-- start Supplied data --

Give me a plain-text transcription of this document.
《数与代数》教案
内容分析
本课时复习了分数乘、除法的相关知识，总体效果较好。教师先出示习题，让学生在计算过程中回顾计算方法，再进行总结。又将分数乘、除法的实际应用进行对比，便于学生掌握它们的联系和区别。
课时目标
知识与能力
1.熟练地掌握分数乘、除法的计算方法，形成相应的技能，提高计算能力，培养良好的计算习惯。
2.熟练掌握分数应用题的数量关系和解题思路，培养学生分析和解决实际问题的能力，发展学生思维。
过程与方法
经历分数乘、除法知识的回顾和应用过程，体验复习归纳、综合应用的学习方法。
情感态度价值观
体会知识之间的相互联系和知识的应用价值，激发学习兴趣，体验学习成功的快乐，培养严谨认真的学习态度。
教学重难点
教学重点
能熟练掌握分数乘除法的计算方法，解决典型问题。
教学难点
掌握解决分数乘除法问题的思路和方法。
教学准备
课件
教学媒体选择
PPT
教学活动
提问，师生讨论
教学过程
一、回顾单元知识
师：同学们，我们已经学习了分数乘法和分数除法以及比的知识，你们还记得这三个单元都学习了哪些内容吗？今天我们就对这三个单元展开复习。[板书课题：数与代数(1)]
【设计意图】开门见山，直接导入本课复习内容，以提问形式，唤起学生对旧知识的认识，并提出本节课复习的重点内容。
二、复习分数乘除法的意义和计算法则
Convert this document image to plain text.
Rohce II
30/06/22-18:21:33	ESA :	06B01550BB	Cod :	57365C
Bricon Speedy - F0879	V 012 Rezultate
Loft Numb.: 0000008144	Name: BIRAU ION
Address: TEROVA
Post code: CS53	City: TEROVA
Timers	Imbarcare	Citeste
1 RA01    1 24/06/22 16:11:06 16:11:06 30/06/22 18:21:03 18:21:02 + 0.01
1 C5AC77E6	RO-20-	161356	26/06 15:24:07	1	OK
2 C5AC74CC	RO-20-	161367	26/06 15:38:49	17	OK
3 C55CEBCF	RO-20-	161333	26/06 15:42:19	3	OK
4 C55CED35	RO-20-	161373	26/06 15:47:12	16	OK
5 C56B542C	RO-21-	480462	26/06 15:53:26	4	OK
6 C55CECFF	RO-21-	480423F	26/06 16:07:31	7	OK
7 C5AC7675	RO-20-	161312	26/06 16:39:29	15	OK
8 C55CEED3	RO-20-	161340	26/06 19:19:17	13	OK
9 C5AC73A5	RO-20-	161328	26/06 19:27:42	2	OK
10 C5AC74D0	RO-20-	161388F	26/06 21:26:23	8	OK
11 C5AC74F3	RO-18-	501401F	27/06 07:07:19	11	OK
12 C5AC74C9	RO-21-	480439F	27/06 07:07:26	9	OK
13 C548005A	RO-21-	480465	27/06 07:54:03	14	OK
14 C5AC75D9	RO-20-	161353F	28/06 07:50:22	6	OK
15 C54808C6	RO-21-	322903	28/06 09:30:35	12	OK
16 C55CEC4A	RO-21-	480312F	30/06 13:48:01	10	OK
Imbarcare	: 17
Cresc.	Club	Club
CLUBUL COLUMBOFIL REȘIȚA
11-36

-- end Supplied data --

Exercise requirements :: Quote all the records. Keep every word exact.

Exercise result ::
Give me a plain-text transcription of this document.
《数与代数》教案
内容分析
本课时复习了分数乘、除法的相关知识，总体效果较好。教师先出示习题，让学生在计算过程中回顾计算方法，再进行总结。又将分数乘、除法的实际应用进行对比，便于学生掌握它们的联系和区别。
课时目标
知识与能力
1.熟练地掌握分数乘、除法的计算方法，形成相应的技能，提高计算能力，培养良好的计算习惯。
2.熟练掌握分数应用题的数量关系和解题思路，培养学生分析和解决实际问题的能力，发展学生思维。
过程与方法
经历分数乘、除法知识的回顾和应用过程，体验复习归纳、综合应用的学习方法。
情感态度价值观
体会知识之间的相互联系和知识的应用价值，激发学习兴趣，体验学习成功的快乐，培养严谨认真的学习态度。
教学重难点
教学重点
能熟练掌握分数乘除法的计算方法，解决典型问题。
教学难点
掌握解决分数乘除法问题的思路和方法。
教学准备
课件
教学媒体选择
PPT
教学活动
提问，师生讨论
教学过程
一、回顾单元知识
师：同学们，我们已经学习了分数乘法和分数除法以及比的知识，你们还记得这三个单元都学习了哪些内容吗？今天我们就对这三个单元展开复习。[板书课题：数与代数(1)]
【设计意图】开门见山，直接导入本课复习内容，以提问形式，唤起学生对旧知识的认识，并提出本节课复习的重点内容。
二、复习分数乘除法的意义和计算法则
Convert this document image to plain text.
Rohce II
30/06/22-18:21:33	ESA :	06B01550BB	Cod :	57365C
Bricon Speedy - F0879	V 012 Rezultate
Loft Numb.: 0000008144	Name: BIRAU ION
Address: TEROVA
Post code: CS53	City: TEROVA
Timers	Imbarcare	Citeste
1 RA01    1 24/06/22 16:11:06 16:11:06 30/06/22 18:21:03 18:21:02 + 0.01
1 C5AC77E6	RO-20-	161356	26/06 15:24:07	1	OK
2 C5AC74CC	RO-20-	161367	26/06 15:38:49	17	OK
3 C55CEBCF	RO-20-	161333	26/06 15:42:19	3	OK
4 C55CED35	RO-20-	161373	26/06 15:47:12	16	OK
5 C56B542C	RO-21-	480462	26/06 15:53:26	4	OK
6 C55CECFF	RO-21-	480423F	26/06 16:07:31	7	OK
7 C5AC7675	RO-20-	161312	26/06 16:39:29	15	OK
8 C55CEED3	RO-20-	161340	26/06 19:19:17	13	OK
9 C5AC73A5	RO-20-	161328	26/06 19:27:42	2	OK
10 C5AC74D0	RO-20-	161388F	26/06 21:26:23	8	OK
11 C5AC74F3	RO-18-	501401F	27/06 07:07:19	11	OK
12 C5AC74C9	RO-21-	480439F	27/06 07:07:26	9	OK
13 C548005A	RO-21-	480465	27/06 07:54:03	14	OK
14 C5AC75D9	RO-20-	161353F	28/06 07:50:22	6	OK
15 C54808C6	RO-21-	322903	28/06 09:30:35	12	OK
16 C55CEC4A	RO-21-	480312F	30/06 13:48:01	10	OK
Imbarcare	: 17
Cresc.	Club	Club
CLUBUL COLUMBOFIL REȘIȚA
11-36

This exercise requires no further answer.